Quote all of the data that follows exactly as written, skipping the images.
'''
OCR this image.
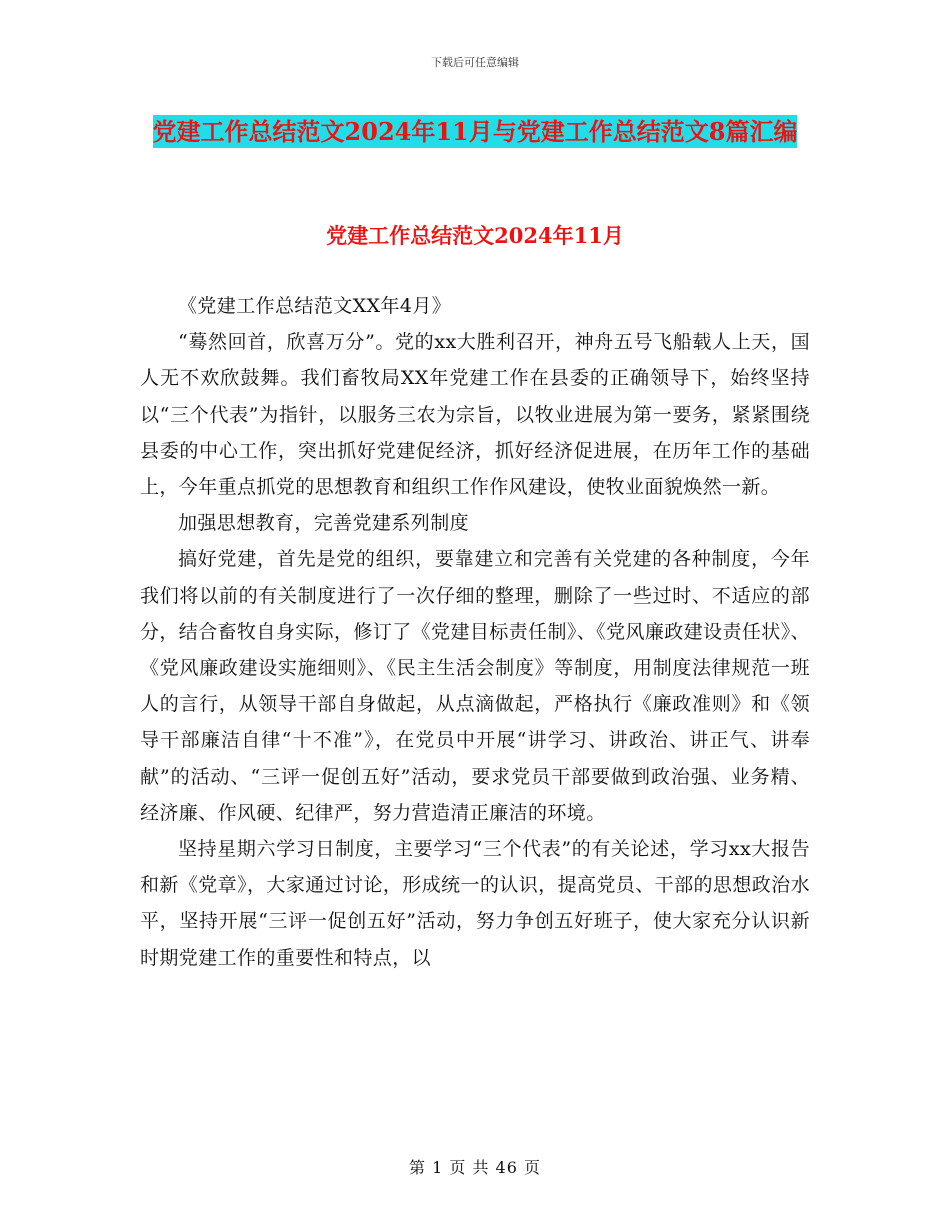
下载后可任意编辑
党建工作总结范文2024年11月与党建工作总结范文8篇汇编
党建工作总结范文2024年11月

《党建工作总结范文XX年4月》

“蓦然回首，欣喜万分”。党的xx大胜利召开，神舟五号飞船载人上天，国人无不欢欣鼓舞。我们畜牧局XX年党建工作在县委的正确领导下，始终坚持以“三个代表”为指针，以服务三农为宗旨，以牧业进展为第一要务，紧紧围绕县委的中心工作，突出抓好党建促经济，抓好经济促进展，在历年工作的基础上，今年重点抓党的思想教育和组织工作作风建设，使牧业面貌焕然一新。

加强思想教育，完善党建系列制度

搞好党建，首先是党的组织，要靠建立和完善有关党建的各种制度，今年我们将以前的有关制度进行了一次仔细的整理，删除了一些过时、不适应的部分，结合畜牧自身实际，修订了《党建目标责任制》、《党风廉政建设责任状》、《党风廉政建设实施细则》、《民主生活会制度》等制度，用制度法律规范一班人的言行，从领导干部自身做起，从点滴做起，严格执行《廉政准则》和《领导干部廉洁自律“十不准”》，在党员中开展“讲学习、讲政治、讲正气、讲奉献”的活动、“三评一促创五好”活动，要求党员干部要做到政治强、业务精、经济廉、作风硬、纪律严，努力营造清正廉洁的环境。

坚持星期六学习日制度，主要学习“三个代表”的有关论述，学习xx大报告和新《党章》，大家通过讨论，形成统一的认识，提高党员、干部的思想政治水平，坚持开展“三评一促创五好”活动，努力争创五好班子，使大家充分认识新时期党建工作的重要性和特点，以

第 1 页 共 46 页
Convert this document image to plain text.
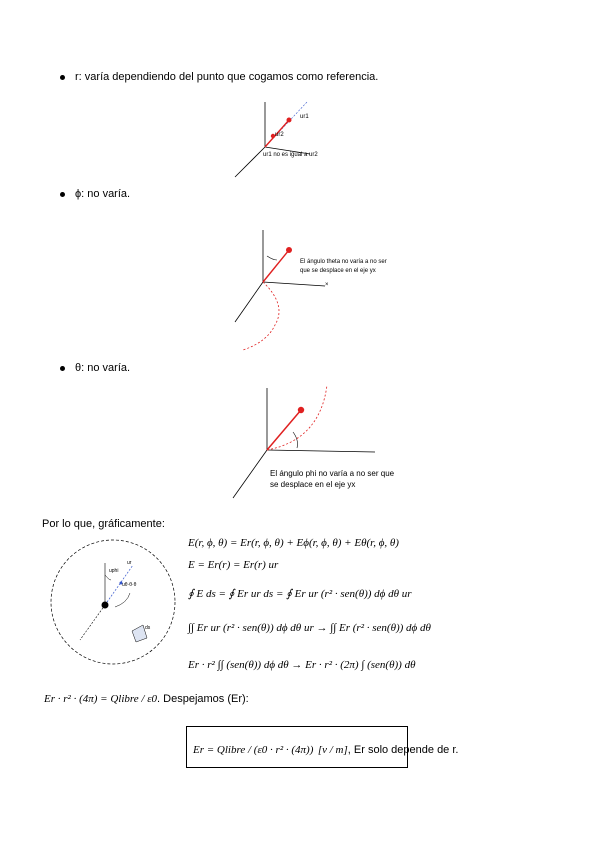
r: varía dependiendo del punto que cogamos como referencia.
ur1
ur2
ur1 no es igual a ur2
ϕ: no varía.
El ángulo theta no varía a no ser
que se desplace en el eje yx
×
θ: no varía.
El ángulo phi no varía a no ser que
se desplace en el eje yx
Por lo que, gráficamente:
ur
uphi
uθ·θ·θ
ds
E(r, ϕ, θ) = Er(r, ϕ, θ) + Eϕ(r, ϕ, θ) + Eθ(r, ϕ, θ)
E = Er(r) = Er(r) ur
∮ E ds = ∮ Er ur ds = ∮ Er ur (r² · sen(θ)) dϕ dθ ur
∫∫ Er ur (r² · sen(θ)) dϕ dθ ur → ∫∫ Er (r² · sen(θ)) dϕ dθ
Er · r² ∫∫ (sen(θ)) dϕ dθ → Er · r² · (2π) ∫ (sen(θ)) dθ
Er · r² · (4π) = Qlibre / ε0. Despejamos (Er):
Er = Qlibre / (ε0 · r² · (4π)) [v / m], Er solo depende de r.
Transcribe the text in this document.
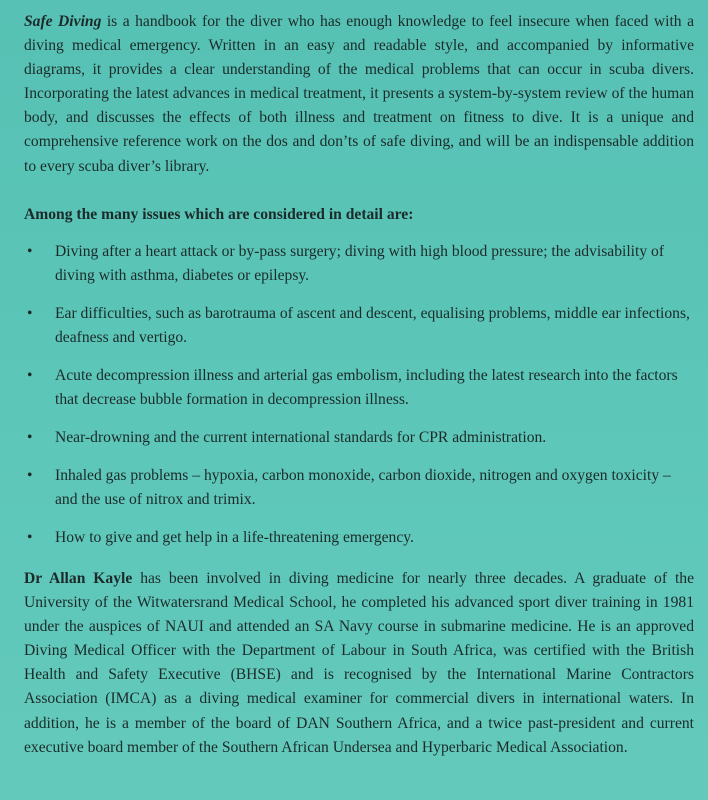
Safe Diving is a handbook for the diver who has enough knowledge to feel insecure when faced with a diving medical emergency. Written in an easy and readable style, and accompanied by informative diagrams, it provides a clear understanding of the medical problems that can occur in scuba divers. Incorporating the latest advances in medical treatment, it presents a system-by-system review of the human body, and discusses the effects of both illness and treatment on fitness to dive. It is a unique and comprehensive reference work on the dos and don’ts of safe diving, and will be an indispensable addition to every scuba diver’s library.

Among the many issues which are considered in detail are:
• Diving after a heart attack or by-pass surgery; diving with high blood pressure; the advisability of diving with asthma, diabetes or epilepsy.
• Ear difficulties, such as barotrauma of ascent and descent, equalising problems, middle ear infections, deafness and vertigo.
• Acute decompression illness and arterial gas embolism, including the latest research into the factors that decrease bubble formation in decompression illness.
• Near-drowning and the current international standards for CPR administration.
• Inhaled gas problems – hypoxia, carbon monoxide, carbon dioxide, nitrogen and oxygen toxicity – and the use of nitrox and trimix.
• How to give and get help in a life-threatening emergency.

Dr Allan Kayle has been involved in diving medicine for nearly three decades. A graduate of the University of the Witwatersrand Medical School, he completed his advanced sport diver training in 1981 under the auspices of NAUI and attended an SA Navy course in submarine medicine. He is an approved Diving Medical Officer with the Department of Labour in South Africa, was certified with the British Health and Safety Executive (BHSE) and is recognised by the International Marine Contractors Association (IMCA) as a diving medical examiner for commercial divers in international waters. In addition, he is a member of the board of DAN Southern Africa, and a twice past-president and current executive board member of the Southern African Undersea and Hyperbaric Medical Association.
'''
Task response
OCR this image.
下载后可任意编辑
党建工作总结范文2024年11月与党建工作总结范文8篇汇编
党建工作总结范文2024年11月

《党建工作总结范文XX年4月》

“蓦然回首，欣喜万分”。党的xx大胜利召开，神舟五号飞船载人上天，国人无不欢欣鼓舞。我们畜牧局XX年党建工作在县委的正确领导下，始终坚持以“三个代表”为指针，以服务三农为宗旨，以牧业进展为第一要务，紧紧围绕县委的中心工作，突出抓好党建促经济，抓好经济促进展，在历年工作的基础上，今年重点抓党的思想教育和组织工作作风建设，使牧业面貌焕然一新。

加强思想教育，完善党建系列制度

搞好党建，首先是党的组织，要靠建立和完善有关党建的各种制度，今年我们将以前的有关制度进行了一次仔细的整理，删除了一些过时、不适应的部分，结合畜牧自身实际，修订了《党建目标责任制》、《党风廉政建设责任状》、《党风廉政建设实施细则》、《民主生活会制度》等制度，用制度法律规范一班人的言行，从领导干部自身做起，从点滴做起，严格执行《廉政准则》和《领导干部廉洁自律“十不准”》，在党员中开展“讲学习、讲政治、讲正气、讲奉献”的活动、“三评一促创五好”活动，要求党员干部要做到政治强、业务精、经济廉、作风硬、纪律严，努力营造清正廉洁的环境。

坚持星期六学习日制度，主要学习“三个代表”的有关论述，学习xx大报告和新《党章》，大家通过讨论，形成统一的认识，提高党员、干部的思想政治水平，坚持开展“三评一促创五好”活动，努力争创五好班子，使大家充分认识新时期党建工作的重要性和特点，以

第 1 页 共 46 页
Convert this document image to plain text.
r: varía dependiendo del punto que cogamos como referencia.
ur1
ur2
ur1 no es igual a ur2
ϕ: no varía.
El ángulo theta no varía a no ser
que se desplace en el eje yx
×
θ: no varía.
El ángulo phi no varía a no ser que
se desplace en el eje yx
Por lo que, gráficamente:
ur
uphi
uθ·θ·θ
ds
E(r, ϕ, θ) = Er(r, ϕ, θ) + Eϕ(r, ϕ, θ) + Eθ(r, ϕ, θ)
E = Er(r) = Er(r) ur
∮ E ds = ∮ Er ur ds = ∮ Er ur (r² · sen(θ)) dϕ dθ ur
∫∫ Er ur (r² · sen(θ)) dϕ dθ ur → ∫∫ Er (r² · sen(θ)) dϕ dθ
Er · r² ∫∫ (sen(θ)) dϕ dθ → Er · r² · (2π) ∫ (sen(θ)) dθ
Er · r² · (4π) = Qlibre / ε0. Despejamos (Er):
Er = Qlibre / (ε0 · r² · (4π)) [v / m], Er solo depende de r.
Transcribe the text in this document.
Safe Diving is a handbook for the diver who has enough knowledge to feel insecure when faced with a diving medical emergency. Written in an easy and readable style, and accompanied by informative diagrams, it provides a clear understanding of the medical problems that can occur in scuba divers. Incorporating the latest advances in medical treatment, it presents a system-by-system review of the human body, and discusses the effects of both illness and treatment on fitness to dive. It is a unique and comprehensive reference work on the dos and don’ts of safe diving, and will be an indispensable addition to every scuba diver’s library.

Among the many issues which are considered in detail are:
• Diving after a heart attack or by-pass surgery; diving with high blood pressure; the advisability of diving with asthma, diabetes or epilepsy.
• Ear difficulties, such as barotrauma of ascent and descent, equalising problems, middle ear infections, deafness and vertigo.
• Acute decompression illness and arterial gas embolism, including the latest research into the factors that decrease bubble formation in decompression illness.
• Near-drowning and the current international standards for CPR administration.
• Inhaled gas problems – hypoxia, carbon monoxide, carbon dioxide, nitrogen and oxygen toxicity – and the use of nitrox and trimix.
• How to give and get help in a life-threatening emergency.

Dr Allan Kayle has been involved in diving medicine for nearly three decades. A graduate of the University of the Witwatersrand Medical School, he completed his advanced sport diver training in 1981 under the auspices of NAUI and attended an SA Navy course in submarine medicine. He is an approved Diving Medical Officer with the Department of Labour in South Africa, was certified with the British Health and Safety Executive (BHSE) and is recognised by the International Marine Contractors Association (IMCA) as a diving medical examiner for commercial divers in international waters. In addition, he is a member of the board of DAN Southern Africa, and a twice past-president and current executive board member of the Southern African Undersea and Hyperbaric Medical Association.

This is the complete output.